Aim: Copy the listing from the line containing "Find all labels, buttons, inputs, and" down to the line containing "overall-progress-bar <box>23 114", changing each "Water Horse" to "Sea Horse" and keeping everything else the same.

Part of a data file:
╔══
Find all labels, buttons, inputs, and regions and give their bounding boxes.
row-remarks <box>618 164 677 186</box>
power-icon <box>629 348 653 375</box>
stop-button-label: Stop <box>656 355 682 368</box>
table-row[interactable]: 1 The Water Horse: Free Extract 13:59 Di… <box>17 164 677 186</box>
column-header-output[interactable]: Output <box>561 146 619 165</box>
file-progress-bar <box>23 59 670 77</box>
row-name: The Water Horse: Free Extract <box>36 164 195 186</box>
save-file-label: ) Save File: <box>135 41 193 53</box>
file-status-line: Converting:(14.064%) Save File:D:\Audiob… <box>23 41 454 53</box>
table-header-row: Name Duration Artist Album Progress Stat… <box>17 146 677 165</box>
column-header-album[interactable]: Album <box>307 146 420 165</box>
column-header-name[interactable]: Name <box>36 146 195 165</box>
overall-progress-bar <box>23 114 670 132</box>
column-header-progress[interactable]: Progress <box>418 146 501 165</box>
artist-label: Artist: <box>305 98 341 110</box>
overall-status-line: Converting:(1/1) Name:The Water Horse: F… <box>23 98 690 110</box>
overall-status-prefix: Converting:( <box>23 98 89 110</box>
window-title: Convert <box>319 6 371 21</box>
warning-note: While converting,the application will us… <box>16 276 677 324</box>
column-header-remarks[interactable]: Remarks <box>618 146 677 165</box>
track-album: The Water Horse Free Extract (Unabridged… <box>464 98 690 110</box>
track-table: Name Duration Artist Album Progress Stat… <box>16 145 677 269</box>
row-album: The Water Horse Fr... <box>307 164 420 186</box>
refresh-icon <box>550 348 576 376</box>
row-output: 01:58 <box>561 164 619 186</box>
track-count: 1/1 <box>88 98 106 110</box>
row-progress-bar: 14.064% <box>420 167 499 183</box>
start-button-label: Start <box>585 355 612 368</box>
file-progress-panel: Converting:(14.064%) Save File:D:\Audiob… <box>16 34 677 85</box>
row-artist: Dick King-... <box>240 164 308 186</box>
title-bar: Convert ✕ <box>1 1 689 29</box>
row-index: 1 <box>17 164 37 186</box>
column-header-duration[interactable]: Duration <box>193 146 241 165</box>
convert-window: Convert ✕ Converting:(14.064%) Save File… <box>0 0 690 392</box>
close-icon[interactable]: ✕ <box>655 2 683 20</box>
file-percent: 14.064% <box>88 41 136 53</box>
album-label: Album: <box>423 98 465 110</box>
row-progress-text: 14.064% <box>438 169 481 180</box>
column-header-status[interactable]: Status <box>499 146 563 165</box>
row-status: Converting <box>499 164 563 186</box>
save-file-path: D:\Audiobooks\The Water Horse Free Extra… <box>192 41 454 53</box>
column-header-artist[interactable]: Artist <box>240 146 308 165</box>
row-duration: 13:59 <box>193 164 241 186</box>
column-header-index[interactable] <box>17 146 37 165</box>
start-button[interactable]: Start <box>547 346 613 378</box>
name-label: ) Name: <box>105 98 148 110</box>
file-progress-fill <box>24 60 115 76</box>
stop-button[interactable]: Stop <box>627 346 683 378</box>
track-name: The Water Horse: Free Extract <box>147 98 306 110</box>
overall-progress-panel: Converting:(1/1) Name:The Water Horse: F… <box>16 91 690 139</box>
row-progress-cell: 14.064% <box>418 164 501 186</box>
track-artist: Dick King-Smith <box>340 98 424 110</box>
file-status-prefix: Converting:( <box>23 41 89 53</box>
╚══
╔══
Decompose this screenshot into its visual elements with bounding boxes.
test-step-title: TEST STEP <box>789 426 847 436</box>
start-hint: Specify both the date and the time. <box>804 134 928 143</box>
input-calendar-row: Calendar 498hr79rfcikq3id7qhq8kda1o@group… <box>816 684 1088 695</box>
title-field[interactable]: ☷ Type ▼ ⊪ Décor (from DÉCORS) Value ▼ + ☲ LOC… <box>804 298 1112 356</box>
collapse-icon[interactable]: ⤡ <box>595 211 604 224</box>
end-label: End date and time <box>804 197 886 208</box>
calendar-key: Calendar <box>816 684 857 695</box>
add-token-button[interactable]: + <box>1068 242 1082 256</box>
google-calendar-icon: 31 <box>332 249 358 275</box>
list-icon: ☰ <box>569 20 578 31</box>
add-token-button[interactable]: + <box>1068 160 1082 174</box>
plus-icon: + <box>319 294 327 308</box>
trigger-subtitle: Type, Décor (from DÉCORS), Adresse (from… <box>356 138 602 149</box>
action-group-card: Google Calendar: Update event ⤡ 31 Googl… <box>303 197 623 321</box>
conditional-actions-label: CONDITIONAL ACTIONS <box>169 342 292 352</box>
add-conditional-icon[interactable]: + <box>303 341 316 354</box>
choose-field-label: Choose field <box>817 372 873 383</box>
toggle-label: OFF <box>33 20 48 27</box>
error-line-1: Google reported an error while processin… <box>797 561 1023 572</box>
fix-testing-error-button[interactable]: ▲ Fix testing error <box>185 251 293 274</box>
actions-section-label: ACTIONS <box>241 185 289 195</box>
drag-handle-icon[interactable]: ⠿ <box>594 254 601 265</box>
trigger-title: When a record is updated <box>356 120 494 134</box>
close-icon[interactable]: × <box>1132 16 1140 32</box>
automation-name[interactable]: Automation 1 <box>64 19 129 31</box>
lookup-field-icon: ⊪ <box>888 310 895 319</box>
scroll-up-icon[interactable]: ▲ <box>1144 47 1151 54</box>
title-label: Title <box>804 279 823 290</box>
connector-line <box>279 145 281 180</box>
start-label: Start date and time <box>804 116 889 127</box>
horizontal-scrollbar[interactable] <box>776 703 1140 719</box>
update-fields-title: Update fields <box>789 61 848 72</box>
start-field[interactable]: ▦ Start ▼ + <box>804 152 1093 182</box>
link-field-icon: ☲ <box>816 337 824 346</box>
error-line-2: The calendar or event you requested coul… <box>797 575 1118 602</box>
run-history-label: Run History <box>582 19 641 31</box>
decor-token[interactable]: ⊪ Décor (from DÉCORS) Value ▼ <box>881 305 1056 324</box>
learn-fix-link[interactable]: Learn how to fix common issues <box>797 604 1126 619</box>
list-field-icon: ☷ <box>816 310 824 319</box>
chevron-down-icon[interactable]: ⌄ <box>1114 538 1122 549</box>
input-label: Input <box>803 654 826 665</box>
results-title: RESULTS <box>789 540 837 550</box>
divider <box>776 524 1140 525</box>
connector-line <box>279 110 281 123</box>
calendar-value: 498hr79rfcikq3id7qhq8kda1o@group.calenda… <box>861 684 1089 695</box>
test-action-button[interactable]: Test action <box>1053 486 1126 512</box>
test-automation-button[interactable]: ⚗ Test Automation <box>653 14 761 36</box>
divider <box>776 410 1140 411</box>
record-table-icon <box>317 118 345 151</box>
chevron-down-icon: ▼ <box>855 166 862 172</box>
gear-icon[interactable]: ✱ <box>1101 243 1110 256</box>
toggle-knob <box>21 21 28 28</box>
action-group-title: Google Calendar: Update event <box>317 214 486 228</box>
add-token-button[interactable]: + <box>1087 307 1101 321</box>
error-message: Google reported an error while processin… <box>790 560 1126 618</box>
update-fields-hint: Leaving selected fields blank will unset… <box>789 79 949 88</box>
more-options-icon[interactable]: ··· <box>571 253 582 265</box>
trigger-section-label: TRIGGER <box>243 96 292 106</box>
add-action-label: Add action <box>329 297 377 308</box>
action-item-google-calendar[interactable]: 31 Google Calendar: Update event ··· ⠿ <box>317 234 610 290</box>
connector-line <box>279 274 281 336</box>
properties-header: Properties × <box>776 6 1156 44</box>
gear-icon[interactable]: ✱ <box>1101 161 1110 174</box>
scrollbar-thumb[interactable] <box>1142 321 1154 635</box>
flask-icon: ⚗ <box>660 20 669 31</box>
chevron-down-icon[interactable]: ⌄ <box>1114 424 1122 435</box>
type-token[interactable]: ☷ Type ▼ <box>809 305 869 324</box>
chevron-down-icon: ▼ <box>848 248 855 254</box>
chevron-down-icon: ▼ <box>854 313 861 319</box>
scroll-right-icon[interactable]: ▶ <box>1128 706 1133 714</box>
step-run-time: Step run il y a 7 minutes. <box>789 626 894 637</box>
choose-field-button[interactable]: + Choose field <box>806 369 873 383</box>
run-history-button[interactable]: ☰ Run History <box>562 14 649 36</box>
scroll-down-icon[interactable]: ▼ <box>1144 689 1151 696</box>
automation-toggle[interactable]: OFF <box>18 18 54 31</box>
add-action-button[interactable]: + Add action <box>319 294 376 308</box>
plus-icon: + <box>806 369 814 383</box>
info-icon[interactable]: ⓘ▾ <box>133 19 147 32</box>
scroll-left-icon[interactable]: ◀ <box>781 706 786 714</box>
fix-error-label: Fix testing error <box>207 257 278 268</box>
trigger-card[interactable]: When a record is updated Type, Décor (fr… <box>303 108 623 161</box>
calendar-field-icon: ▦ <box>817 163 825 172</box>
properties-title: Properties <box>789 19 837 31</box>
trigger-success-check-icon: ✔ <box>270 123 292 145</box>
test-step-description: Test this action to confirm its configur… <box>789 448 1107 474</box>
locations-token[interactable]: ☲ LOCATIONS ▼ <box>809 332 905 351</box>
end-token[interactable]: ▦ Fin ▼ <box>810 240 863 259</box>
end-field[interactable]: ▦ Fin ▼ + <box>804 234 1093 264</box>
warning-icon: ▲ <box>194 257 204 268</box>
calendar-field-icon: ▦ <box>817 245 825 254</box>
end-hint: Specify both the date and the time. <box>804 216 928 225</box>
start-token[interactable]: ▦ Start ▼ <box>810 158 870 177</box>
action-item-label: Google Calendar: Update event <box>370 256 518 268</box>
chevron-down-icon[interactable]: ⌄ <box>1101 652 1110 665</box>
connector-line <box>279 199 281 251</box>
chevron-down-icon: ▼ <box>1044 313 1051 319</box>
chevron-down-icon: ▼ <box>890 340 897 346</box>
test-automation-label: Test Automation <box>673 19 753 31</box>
╚══
The completed task:
Find all labels, buttons, inputs, and regions and give their bounding boxes.
row-remarks <box>618 164 677 186</box>
power-icon <box>629 348 653 375</box>
stop-button-label: Stop <box>656 355 682 368</box>
table-row[interactable]: 1 The Sea Horse: Free Extract 13:59 Di… <box>17 164 677 186</box>
column-header-output[interactable]: Output <box>561 146 619 165</box>
file-progress-bar <box>23 59 670 77</box>
row-name: The Sea Horse: Free Extract <box>36 164 195 186</box>
save-file-label: ) Save File: <box>135 41 193 53</box>
file-status-line: Converting:(14.064%) Save File:D:\Audiob… <box>23 41 454 53</box>
table-header-row: Name Duration Artist Album Progress Stat… <box>17 146 677 165</box>
column-header-album[interactable]: Album <box>307 146 420 165</box>
column-header-name[interactable]: Name <box>36 146 195 165</box>
overall-progress-bar <box>23 114 670 132</box>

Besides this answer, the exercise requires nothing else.